Set the listing down unchanged, minus every embedded image.

━━━━━ Entries provided

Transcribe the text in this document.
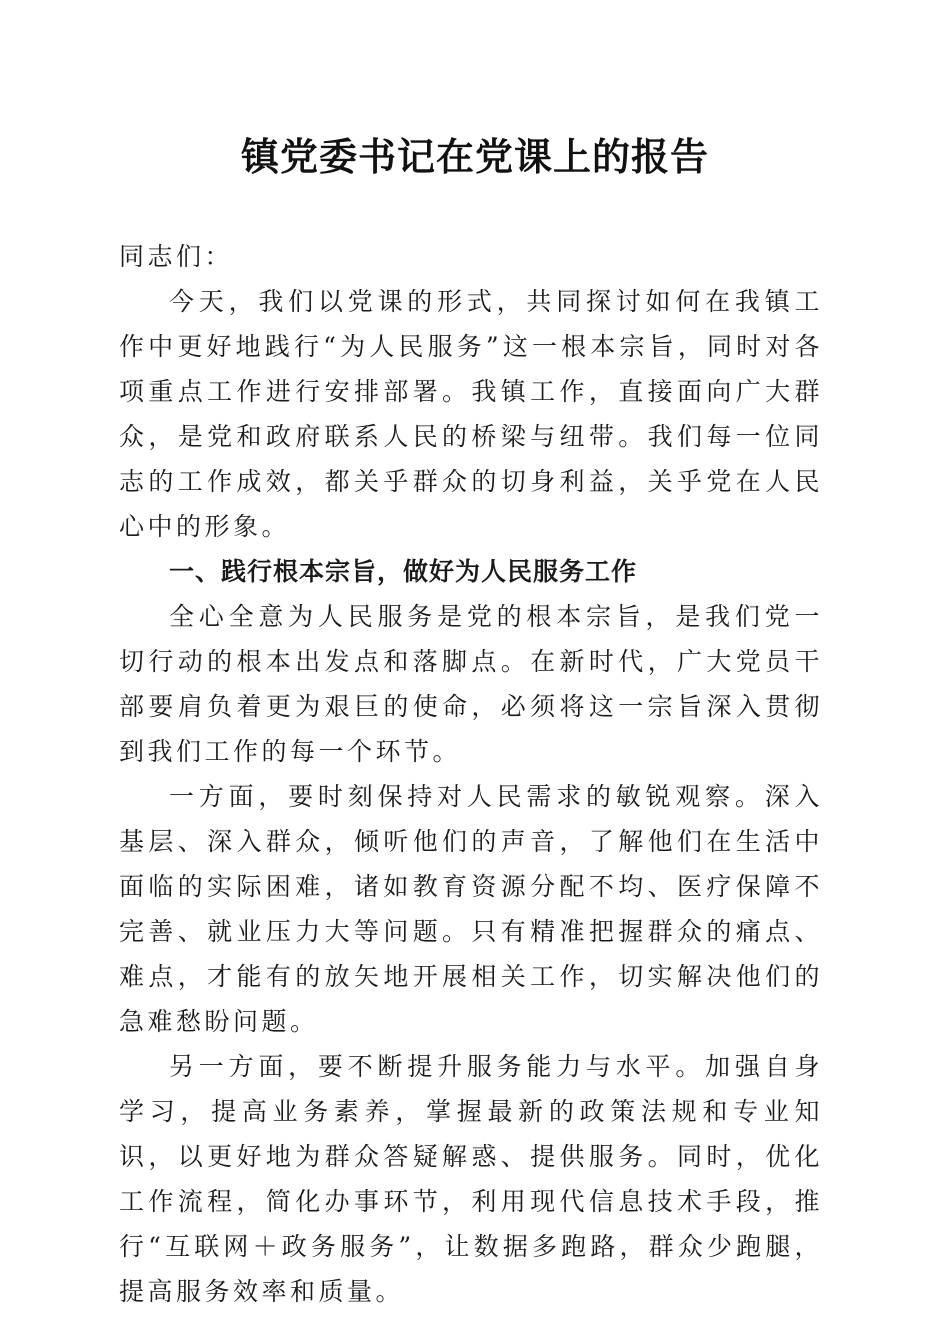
镇党委书记在党课上的报告

同志们：

今天，我们以党课的形式，共同探讨如何在我镇工作中更好地践行“为人民服务”这一根本宗旨，同时对各项重点工作进行安排部署。我镇工作，直接面向广大群众，是党和政府联系人民的桥梁与纽带。我们每一位同志的工作成效，都关乎群众的切身利益，关乎党在人民心中的形象。

一、践行根本宗旨，做好为人民服务工作

全心全意为人民服务是党的根本宗旨，是我们党一切行动的根本出发点和落脚点。在新时代，广大党员干部要肩负着更为艰巨的使命，必须将这一宗旨深入贯彻到我们工作的每一个环节。

一方面，要时刻保持对人民需求的敏锐观察。深入基层、深入群众，倾听他们的声音，了解他们在生活中面临的实际困难，诸如教育资源分配不均、医疗保障不完善、就业压力大等问题。只有精准把握群众的痛点、难点，才能有的放矢地开展相关工作，切实解决他们的急难愁盼问题。

另一方面，要不断提升服务能力与水平。加强自身学习，提高业务素养，掌握最新的政策法规和专业知识，以更好地为群众答疑解惑、提供服务。同时，优化工作流程，简化办事环节，利用现代信息技术手段，推行“互联网＋政务服务”，让数据多跑路，群众少跑腿，提高服务效率和质量。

━━━━━━━━━━

Exercise response.
Transcribe the text in this document.
镇党委书记在党课上的报告

同志们：

今天，我们以党课的形式，共同探讨如何在我镇工作中更好地践行“为人民服务”这一根本宗旨，同时对各项重点工作进行安排部署。我镇工作，直接面向广大群众，是党和政府联系人民的桥梁与纽带。我们每一位同志的工作成效，都关乎群众的切身利益，关乎党在人民心中的形象。

一、践行根本宗旨，做好为人民服务工作

全心全意为人民服务是党的根本宗旨，是我们党一切行动的根本出发点和落脚点。在新时代，广大党员干部要肩负着更为艰巨的使命，必须将这一宗旨深入贯彻到我们工作的每一个环节。

一方面，要时刻保持对人民需求的敏锐观察。深入基层、深入群众，倾听他们的声音，了解他们在生活中面临的实际困难，诸如教育资源分配不均、医疗保障不完善、就业压力大等问题。只有精准把握群众的痛点、难点，才能有的放矢地开展相关工作，切实解决他们的急难愁盼问题。

另一方面，要不断提升服务能力与水平。加强自身学习，提高业务素养，掌握最新的政策法规和专业知识，以更好地为群众答疑解惑、提供服务。同时，优化工作流程，简化办事环节，利用现代信息技术手段，推行“互联网＋政务服务”，让数据多跑路，群众少跑腿，提高服务效率和质量。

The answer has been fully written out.